[DO THIS]:
Please return the full listing below without altering anything.

[Figure record extracts]
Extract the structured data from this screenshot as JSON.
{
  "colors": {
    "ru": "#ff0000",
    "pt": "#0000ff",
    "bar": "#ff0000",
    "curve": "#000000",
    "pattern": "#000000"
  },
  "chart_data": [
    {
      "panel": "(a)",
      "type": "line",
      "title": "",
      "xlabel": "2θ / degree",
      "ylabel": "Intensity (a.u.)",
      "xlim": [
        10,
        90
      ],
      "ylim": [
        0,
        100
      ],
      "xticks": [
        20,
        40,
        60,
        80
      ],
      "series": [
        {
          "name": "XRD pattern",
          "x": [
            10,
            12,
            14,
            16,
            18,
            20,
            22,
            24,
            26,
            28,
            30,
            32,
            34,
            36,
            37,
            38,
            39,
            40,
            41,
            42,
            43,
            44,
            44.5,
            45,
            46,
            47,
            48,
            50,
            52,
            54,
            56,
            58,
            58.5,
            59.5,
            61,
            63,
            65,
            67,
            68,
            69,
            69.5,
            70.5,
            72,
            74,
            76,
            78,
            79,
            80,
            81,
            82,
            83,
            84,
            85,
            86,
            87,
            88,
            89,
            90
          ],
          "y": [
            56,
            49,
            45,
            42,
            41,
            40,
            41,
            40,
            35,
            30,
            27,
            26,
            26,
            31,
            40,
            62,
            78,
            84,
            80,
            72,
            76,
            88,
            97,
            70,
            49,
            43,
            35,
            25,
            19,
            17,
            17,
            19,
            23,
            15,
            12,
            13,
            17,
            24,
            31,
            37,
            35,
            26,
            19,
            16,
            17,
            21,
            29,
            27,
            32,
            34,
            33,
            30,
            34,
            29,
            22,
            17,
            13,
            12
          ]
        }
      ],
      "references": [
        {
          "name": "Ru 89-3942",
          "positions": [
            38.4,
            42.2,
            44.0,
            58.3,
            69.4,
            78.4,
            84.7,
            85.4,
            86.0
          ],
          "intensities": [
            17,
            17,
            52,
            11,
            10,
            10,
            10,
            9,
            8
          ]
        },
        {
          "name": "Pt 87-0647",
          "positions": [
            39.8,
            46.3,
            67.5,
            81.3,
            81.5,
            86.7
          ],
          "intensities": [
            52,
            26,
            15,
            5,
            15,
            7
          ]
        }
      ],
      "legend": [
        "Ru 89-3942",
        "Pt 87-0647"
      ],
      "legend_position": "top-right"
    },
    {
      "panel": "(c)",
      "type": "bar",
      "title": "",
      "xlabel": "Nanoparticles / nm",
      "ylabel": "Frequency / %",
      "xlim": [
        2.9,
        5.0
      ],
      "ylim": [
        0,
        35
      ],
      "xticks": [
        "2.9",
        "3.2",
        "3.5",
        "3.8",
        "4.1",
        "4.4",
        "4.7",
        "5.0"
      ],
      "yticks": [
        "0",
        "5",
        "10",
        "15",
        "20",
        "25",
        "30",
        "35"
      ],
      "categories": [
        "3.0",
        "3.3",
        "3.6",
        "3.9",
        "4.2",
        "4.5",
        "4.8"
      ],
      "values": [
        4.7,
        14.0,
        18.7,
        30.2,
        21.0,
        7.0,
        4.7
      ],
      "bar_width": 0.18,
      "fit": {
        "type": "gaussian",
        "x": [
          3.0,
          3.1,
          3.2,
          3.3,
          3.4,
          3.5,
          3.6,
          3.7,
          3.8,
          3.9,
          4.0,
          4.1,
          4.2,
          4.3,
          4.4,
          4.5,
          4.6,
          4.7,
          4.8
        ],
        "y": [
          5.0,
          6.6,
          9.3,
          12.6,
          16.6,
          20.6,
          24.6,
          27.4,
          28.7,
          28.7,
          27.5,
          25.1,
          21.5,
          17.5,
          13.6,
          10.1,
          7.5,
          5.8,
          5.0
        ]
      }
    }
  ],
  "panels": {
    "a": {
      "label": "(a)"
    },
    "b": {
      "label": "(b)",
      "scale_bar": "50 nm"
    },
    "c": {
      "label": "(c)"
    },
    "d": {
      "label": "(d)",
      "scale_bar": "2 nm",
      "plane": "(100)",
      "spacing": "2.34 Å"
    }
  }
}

[OUTPUT FOR THIS TASK]:
Extract the structured data from this screenshot as JSON.
{
  "colors": {
    "ru": "#ff0000",
    "pt": "#0000ff",
    "bar": "#ff0000",
    "curve": "#000000",
    "pattern": "#000000"
  },
  "chart_data": [
    {
      "panel": "(a)",
      "type": "line",
      "title": "",
      "xlabel": "2θ / degree",
      "ylabel": "Intensity (a.u.)",
      "xlim": [
        10,
        90
      ],
      "ylim": [
        0,
        100
      ],
      "xticks": [
        20,
        40,
        60,
        80
      ],
      "series": [
        {
          "name": "XRD pattern",
          "x": [
            10,
            12,
            14,
            16,
            18,
            20,
            22,
            24,
            26,
            28,
            30,
            32,
            34,
            36,
            37,
            38,
            39,
            40,
            41,
            42,
            43,
            44,
            44.5,
            45,
            46,
            47,
            48,
            50,
            52,
            54,
            56,
            58,
            58.5,
            59.5,
            61,
            63,
            65,
            67,
            68,
            69,
            69.5,
            70.5,
            72,
            74,
            76,
            78,
            79,
            80,
            81,
            82,
            83,
            84,
            85,
            86,
            87,
            88,
            89,
            90
          ],
          "y": [
            56,
            49,
            45,
            42,
            41,
            40,
            41,
            40,
            35,
            30,
            27,
            26,
            26,
            31,
            40,
            62,
            78,
            84,
            80,
            72,
            76,
            88,
            97,
            70,
            49,
            43,
            35,
            25,
            19,
            17,
            17,
            19,
            23,
            15,
            12,
            13,
            17,
            24,
            31,
            37,
            35,
            26,
            19,
            16,
            17,
            21,
            29,
            27,
            32,
            34,
            33,
            30,
            34,
            29,
            22,
            17,
            13,
            12
          ]
        }
      ],
      "references": [
        {
          "name": "Ru 89-3942",
          "positions": [
            38.4,
            42.2,
            44.0,
            58.3,
            69.4,
            78.4,
            84.7,
            85.4,
            86.0
          ],
          "intensities": [
            17,
            17,
            52,
            11,
            10,
            10,
            10,
            9,
            8
          ]
        },
        {
          "name": "Pt 87-0647",
          "positions": [
            39.8,
            46.3,
            67.5,
            81.3,
            81.5,
            86.7
          ],
          "intensities": [
            52,
            26,
            15,
            5,
            15,
            7
          ]
        }
      ],
      "legend": [
        "Ru 89-3942",
        "Pt 87-0647"
      ],
      "legend_position": "top-right"
    },
    {
      "panel": "(c)",
      "type": "bar",
      "title": "",
      "xlabel": "Nanoparticles / nm",
      "ylabel": "Frequency / %",
      "xlim": [
        2.9,
        5.0
      ],
      "ylim": [
        0,
        35
      ],
      "xticks": [
        "2.9",
        "3.2",
        "3.5",
        "3.8",
        "4.1",
        "4.4",
        "4.7",
        "5.0"
      ],
      "yticks": [
        "0",
        "5",
        "10",
        "15",
        "20",
        "25",
        "30",
        "35"
      ],
      "categories": [
        "3.0",
        "3.3",
        "3.6",
        "3.9",
        "4.2",
        "4.5",
        "4.8"
      ],
      "values": [
        4.7,
        14.0,
        18.7,
        30.2,
        21.0,
        7.0,
        4.7
      ],
      "bar_width": 0.18,
      "fit": {
        "type": "gaussian",
        "x": [
          3.0,
          3.1,
          3.2,
          3.3,
          3.4,
          3.5,
          3.6,
          3.7,
          3.8,
          3.9,
          4.0,
          4.1,
          4.2,
          4.3,
          4.4,
          4.5,
          4.6,
          4.7,
          4.8
        ],
        "y": [
          5.0,
          6.6,
          9.3,
          12.6,
          16.6,
          20.6,
          24.6,
          27.4,
          28.7,
          28.7,
          27.5,
          25.1,
          21.5,
          17.5,
          13.6,
          10.1,
          7.5,
          5.8,
          5.0
        ]
      }
    }
  ],
  "panels": {
    "a": {
      "label": "(a)"
    },
    "b": {
      "label": "(b)",
      "scale_bar": "50 nm"
    },
    "c": {
      "label": "(c)"
    },
    "d": {
      "label": "(d)",
      "scale_bar": "2 nm",
      "plane": "(100)",
      "spacing": "2.34 Å"
    }
  }
}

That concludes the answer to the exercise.